Retype the data that follows line by line, exactly, and leave its pictures out.
***** Material *****
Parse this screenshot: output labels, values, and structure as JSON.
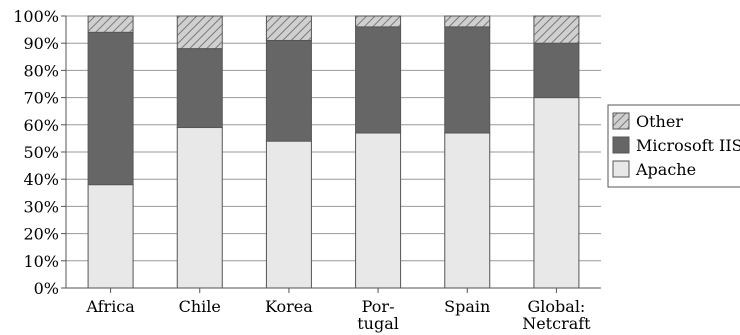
{
  "chart_data": {
    "type": "bar",
    "stacked": true,
    "categories": [
      "Africa",
      "Chile",
      "Korea",
      "Por-\ntugal",
      "Spain",
      "Global:\nNetcraft"
    ],
    "series": [
      {
        "name": "Apache",
        "values": [
          38,
          59,
          54,
          57,
          57,
          70
        ],
        "color": "#e8e8e8",
        "pattern": "solid"
      },
      {
        "name": "Microsoft IIS",
        "values": [
          56,
          29,
          37,
          39,
          39,
          20
        ],
        "color": "#666666",
        "pattern": "solid"
      },
      {
        "name": "Other",
        "values": [
          6,
          12,
          9,
          4,
          4,
          10
        ],
        "color": "#bbbbbb",
        "pattern": "hatch"
      }
    ],
    "legend_order": [
      "Other",
      "Microsoft IIS",
      "Apache"
    ],
    "title": "",
    "xlabel": "",
    "ylabel": "",
    "ylim": [
      0,
      100
    ],
    "yticks": [
      "0%",
      "10%",
      "20%",
      "30%",
      "40%",
      "50%",
      "60%",
      "70%",
      "80%",
      "90%",
      "100%"
    ],
    "grid": true,
    "legend_position": "right"
  }
}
*****
◆ **Response**:
Parse this screenshot: output labels, values, and structure as JSON.
{
  "chart_data": {
    "type": "bar",
    "stacked": true,
    "categories": [
      "Africa",
      "Chile",
      "Korea",
      "Por-\ntugal",
      "Spain",
      "Global:\nNetcraft"
    ],
    "series": [
      {
        "name": "Apache",
        "values": [
          38,
          59,
          54,
          57,
          57,
          70
        ],
        "color": "#e8e8e8",
        "pattern": "solid"
      },
      {
        "name": "Microsoft IIS",
        "values": [
          56,
          29,
          37,
          39,
          39,
          20
        ],
        "color": "#666666",
        "pattern": "solid"
      },
      {
        "name": "Other",
        "values": [
          6,
          12,
          9,
          4,
          4,
          10
        ],
        "color": "#bbbbbb",
        "pattern": "hatch"
      }
    ],
    "legend_order": [
      "Other",
      "Microsoft IIS",
      "Apache"
    ],
    "title": "",
    "xlabel": "",
    "ylabel": "",
    "ylim": [
      0,
      100
    ],
    "yticks": [
      "0%",
      "10%",
      "20%",
      "30%",
      "40%",
      "50%",
      "60%",
      "70%",
      "80%",
      "90%",
      "100%"
    ],
    "grid": true,
    "legend_position": "right"
  }
}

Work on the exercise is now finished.